— START —

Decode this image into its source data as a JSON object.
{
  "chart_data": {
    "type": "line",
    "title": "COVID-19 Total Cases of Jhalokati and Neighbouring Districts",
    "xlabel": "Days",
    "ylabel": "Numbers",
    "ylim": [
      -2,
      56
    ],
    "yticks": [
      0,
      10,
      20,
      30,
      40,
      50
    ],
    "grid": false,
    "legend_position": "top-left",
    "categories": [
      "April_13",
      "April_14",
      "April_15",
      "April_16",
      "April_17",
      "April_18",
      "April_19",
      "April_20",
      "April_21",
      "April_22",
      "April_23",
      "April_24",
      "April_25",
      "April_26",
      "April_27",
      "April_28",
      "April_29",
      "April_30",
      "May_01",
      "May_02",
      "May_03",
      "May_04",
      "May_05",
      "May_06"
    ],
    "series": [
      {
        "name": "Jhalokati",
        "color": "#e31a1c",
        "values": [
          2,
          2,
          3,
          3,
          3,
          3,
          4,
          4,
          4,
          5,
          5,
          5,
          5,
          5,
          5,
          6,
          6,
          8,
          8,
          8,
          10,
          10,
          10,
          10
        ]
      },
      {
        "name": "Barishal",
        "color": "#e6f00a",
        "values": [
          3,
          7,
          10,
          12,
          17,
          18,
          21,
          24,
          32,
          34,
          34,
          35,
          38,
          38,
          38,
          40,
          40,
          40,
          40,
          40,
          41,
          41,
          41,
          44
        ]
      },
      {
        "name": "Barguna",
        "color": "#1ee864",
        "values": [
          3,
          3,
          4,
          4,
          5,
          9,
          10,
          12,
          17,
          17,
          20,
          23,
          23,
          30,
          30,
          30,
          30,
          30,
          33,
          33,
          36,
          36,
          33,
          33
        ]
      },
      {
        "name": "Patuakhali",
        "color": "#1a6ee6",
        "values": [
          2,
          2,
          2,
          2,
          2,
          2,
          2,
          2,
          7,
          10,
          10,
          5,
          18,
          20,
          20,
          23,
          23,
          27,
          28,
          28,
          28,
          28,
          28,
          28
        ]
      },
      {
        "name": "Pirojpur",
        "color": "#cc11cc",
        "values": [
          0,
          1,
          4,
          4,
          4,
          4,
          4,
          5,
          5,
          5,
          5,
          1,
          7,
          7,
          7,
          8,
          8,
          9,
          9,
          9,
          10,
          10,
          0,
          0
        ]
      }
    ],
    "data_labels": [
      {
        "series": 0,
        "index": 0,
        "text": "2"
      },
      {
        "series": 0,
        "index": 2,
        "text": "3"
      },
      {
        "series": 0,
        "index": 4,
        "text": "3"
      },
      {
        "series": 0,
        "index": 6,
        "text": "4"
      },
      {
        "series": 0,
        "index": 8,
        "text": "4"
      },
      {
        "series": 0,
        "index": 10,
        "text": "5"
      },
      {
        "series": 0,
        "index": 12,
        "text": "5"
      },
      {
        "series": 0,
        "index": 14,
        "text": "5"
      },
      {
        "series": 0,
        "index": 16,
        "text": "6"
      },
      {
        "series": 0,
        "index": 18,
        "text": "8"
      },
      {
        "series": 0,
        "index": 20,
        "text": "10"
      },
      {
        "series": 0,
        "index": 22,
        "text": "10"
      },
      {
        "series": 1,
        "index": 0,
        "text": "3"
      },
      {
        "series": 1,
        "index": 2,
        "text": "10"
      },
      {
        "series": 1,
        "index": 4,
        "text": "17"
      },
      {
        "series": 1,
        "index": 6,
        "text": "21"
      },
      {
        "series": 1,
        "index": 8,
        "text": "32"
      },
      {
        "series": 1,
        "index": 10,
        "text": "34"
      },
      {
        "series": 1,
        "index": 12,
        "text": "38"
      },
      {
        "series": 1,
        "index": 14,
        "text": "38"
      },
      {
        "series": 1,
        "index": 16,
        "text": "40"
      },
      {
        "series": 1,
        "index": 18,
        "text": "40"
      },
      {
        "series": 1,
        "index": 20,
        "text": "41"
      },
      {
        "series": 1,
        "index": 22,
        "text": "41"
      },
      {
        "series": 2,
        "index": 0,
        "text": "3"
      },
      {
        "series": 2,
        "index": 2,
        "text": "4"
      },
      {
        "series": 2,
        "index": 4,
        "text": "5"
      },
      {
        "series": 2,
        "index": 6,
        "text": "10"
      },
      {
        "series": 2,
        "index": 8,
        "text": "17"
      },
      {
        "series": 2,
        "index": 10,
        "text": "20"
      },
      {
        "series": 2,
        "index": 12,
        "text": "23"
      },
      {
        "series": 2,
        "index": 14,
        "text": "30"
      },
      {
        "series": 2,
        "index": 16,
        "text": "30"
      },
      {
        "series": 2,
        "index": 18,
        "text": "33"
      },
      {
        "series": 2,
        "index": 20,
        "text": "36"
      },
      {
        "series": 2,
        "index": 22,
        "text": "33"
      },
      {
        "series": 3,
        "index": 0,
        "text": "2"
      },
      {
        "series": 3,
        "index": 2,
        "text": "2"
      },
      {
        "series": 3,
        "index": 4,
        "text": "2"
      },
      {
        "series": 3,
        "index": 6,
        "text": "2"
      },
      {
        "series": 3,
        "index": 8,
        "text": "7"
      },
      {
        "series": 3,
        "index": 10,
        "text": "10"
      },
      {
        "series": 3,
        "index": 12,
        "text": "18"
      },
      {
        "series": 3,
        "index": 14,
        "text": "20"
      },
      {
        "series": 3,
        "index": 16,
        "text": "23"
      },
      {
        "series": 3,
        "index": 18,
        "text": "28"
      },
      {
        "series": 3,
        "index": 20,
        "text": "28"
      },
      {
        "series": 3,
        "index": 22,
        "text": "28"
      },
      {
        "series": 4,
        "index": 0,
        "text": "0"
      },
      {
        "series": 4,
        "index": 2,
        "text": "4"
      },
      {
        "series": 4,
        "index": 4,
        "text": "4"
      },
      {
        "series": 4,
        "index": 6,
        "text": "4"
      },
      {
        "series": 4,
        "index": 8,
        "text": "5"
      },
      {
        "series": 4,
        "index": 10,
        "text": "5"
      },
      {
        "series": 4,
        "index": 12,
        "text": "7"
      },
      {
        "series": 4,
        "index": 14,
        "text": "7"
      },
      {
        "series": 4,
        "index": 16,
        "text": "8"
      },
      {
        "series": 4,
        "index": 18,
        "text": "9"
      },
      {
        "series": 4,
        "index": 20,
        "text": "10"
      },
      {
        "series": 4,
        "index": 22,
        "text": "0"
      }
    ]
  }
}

— END —

Aim: Transcribe the entire listing above precisely.

Finished answer:
Decode this image into its source data as a JSON object.
{
  "chart_data": {
    "type": "line",
    "title": "COVID-19 Total Cases of Jhalokati and Neighbouring Districts",
    "xlabel": "Days",
    "ylabel": "Numbers",
    "ylim": [
      -2,
      56
    ],
    "yticks": [
      0,
      10,
      20,
      30,
      40,
      50
    ],
    "grid": false,
    "legend_position": "top-left",
    "categories": [
      "April_13",
      "April_14",
      "April_15",
      "April_16",
      "April_17",
      "April_18",
      "April_19",
      "April_20",
      "April_21",
      "April_22",
      "April_23",
      "April_24",
      "April_25",
      "April_26",
      "April_27",
      "April_28",
      "April_29",
      "April_30",
      "May_01",
      "May_02",
      "May_03",
      "May_04",
      "May_05",
      "May_06"
    ],
    "series": [
      {
        "name": "Jhalokati",
        "color": "#e31a1c",
        "values": [
          2,
          2,
          3,
          3,
          3,
          3,
          4,
          4,
          4,
          5,
          5,
          5,
          5,
          5,
          5,
          6,
          6,
          8,
          8,
          8,
          10,
          10,
          10,
          10
        ]
      },
      {
        "name": "Barishal",
        "color": "#e6f00a",
        "values": [
          3,
          7,
          10,
          12,
          17,
          18,
          21,
          24,
          32,
          34,
          34,
          35,
          38,
          38,
          38,
          40,
          40,
          40,
          40,
          40,
          41,
          41,
          41,
          44
        ]
      },
      {
        "name": "Barguna",
        "color": "#1ee864",
        "values": [
          3,
          3,
          4,
          4,
          5,
          9,
          10,
          12,
          17,
          17,
          20,
          23,
          23,
          30,
          30,
          30,
          30,
          30,
          33,
          33,
          36,
          36,
          33,
          33
        ]
      },
      {
        "name": "Patuakhali",
        "color": "#1a6ee6",
        "values": [
          2,
          2,
          2,
          2,
          2,
          2,
          2,
          2,
          7,
          10,
          10,
          5,
          18,
          20,
          20,
          23,
          23,
          27,
          28,
          28,
          28,
          28,
          28,
          28
        ]
      },
      {
        "name": "Pirojpur",
        "color": "#cc11cc",
        "values": [
          0,
          1,
          4,
          4,
          4,
          4,
          4,
          5,
          5,
          5,
          5,
          1,
          7,
          7,
          7,
          8,
          8,
          9,
          9,
          9,
          10,
          10,
          0,
          0
        ]
      }
    ],
    "data_labels": [
      {
        "series": 0,
        "index": 0,
        "text": "2"
      },
      {
        "series": 0,
        "index": 2,
        "text": "3"
      },
      {
        "series": 0,
        "index": 4,
        "text": "3"
      },
      {
        "series": 0,
        "index": 6,
        "text": "4"
      },
      {
        "series": 0,
        "index": 8,
        "text": "4"
      },
      {
        "series": 0,
        "index": 10,
        "text": "5"
      },
      {
        "series": 0,
        "index": 12,
        "text": "5"
      },
      {
        "series": 0,
        "index": 14,
        "text": "5"
      },
      {
        "series": 0,
        "index": 16,
        "text": "6"
      },
      {
        "series": 0,
        "index": 18,
        "text": "8"
      },
      {
        "series": 0,
        "index": 20,
        "text": "10"
      },
      {
        "series": 0,
        "index": 22,
        "text": "10"
      },
      {
        "series": 1,
        "index": 0,
        "text": "3"
      },
      {
        "series": 1,
        "index": 2,
        "text": "10"
      },
      {
        "series": 1,
        "index": 4,
        "text": "17"
      },
      {
        "series": 1,
        "index": 6,
        "text": "21"
      },
      {
        "series": 1,
        "index": 8,
        "text": "32"
      },
      {
        "series": 1,
        "index": 10,
        "text": "34"
      },
      {
        "series": 1,
        "index": 12,
        "text": "38"
      },
      {
        "series": 1,
        "index": 14,
        "text": "38"
      },
      {
        "series": 1,
        "index": 16,
        "text": "40"
      },
      {
        "series": 1,
        "index": 18,
        "text": "40"
      },
      {
        "series": 1,
        "index": 20,
        "text": "41"
      },
      {
        "series": 1,
        "index": 22,
        "text": "41"
      },
      {
        "series": 2,
        "index": 0,
        "text": "3"
      },
      {
        "series": 2,
        "index": 2,
        "text": "4"
      },
      {
        "series": 2,
        "index": 4,
        "text": "5"
      },
      {
        "series": 2,
        "index": 6,
        "text": "10"
      },
      {
        "series": 2,
        "index": 8,
        "text": "17"
      },
      {
        "series": 2,
        "index": 10,
        "text": "20"
      },
      {
        "series": 2,
        "index": 12,
        "text": "23"
      },
      {
        "series": 2,
        "index": 14,
        "text": "30"
      },
      {
        "series": 2,
        "index": 16,
        "text": "30"
      },
      {
        "series": 2,
        "index": 18,
        "text": "33"
      },
      {
        "series": 2,
        "index": 20,
        "text": "36"
      },
      {
        "series": 2,
        "index": 22,
        "text": "33"
      },
      {
        "series": 3,
        "index": 0,
        "text": "2"
      },
      {
        "series": 3,
        "index": 2,
        "text": "2"
      },
      {
        "series": 3,
        "index": 4,
        "text": "2"
      },
      {
        "series": 3,
        "index": 6,
        "text": "2"
      },
      {
        "series": 3,
        "index": 8,
        "text": "7"
      },
      {
        "series": 3,
        "index": 10,
        "text": "10"
      },
      {
        "series": 3,
        "index": 12,
        "text": "18"
      },
      {
        "series": 3,
        "index": 14,
        "text": "20"
      },
      {
        "series": 3,
        "index": 16,
        "text": "23"
      },
      {
        "series": 3,
        "index": 18,
        "text": "28"
      },
      {
        "series": 3,
        "index": 20,
        "text": "28"
      },
      {
        "series": 3,
        "index": 22,
        "text": "28"
      },
      {
        "series": 4,
        "index": 0,
        "text": "0"
      },
      {
        "series": 4,
        "index": 2,
        "text": "4"
      },
      {
        "series": 4,
        "index": 4,
        "text": "4"
      },
      {
        "series": 4,
        "index": 6,
        "text": "4"
      },
      {
        "series": 4,
        "index": 8,
        "text": "5"
      },
      {
        "series": 4,
        "index": 10,
        "text": "5"
      },
      {
        "series": 4,
        "index": 12,
        "text": "7"
      },
      {
        "series": 4,
        "index": 14,
        "text": "7"
      },
      {
        "series": 4,
        "index": 16,
        "text": "8"
      },
      {
        "series": 4,
        "index": 18,
        "text": "9"
      },
      {
        "series": 4,
        "index": 20,
        "text": "10"
      },
      {
        "series": 4,
        "index": 22,
        "text": "0"
      }
    ]
  }
}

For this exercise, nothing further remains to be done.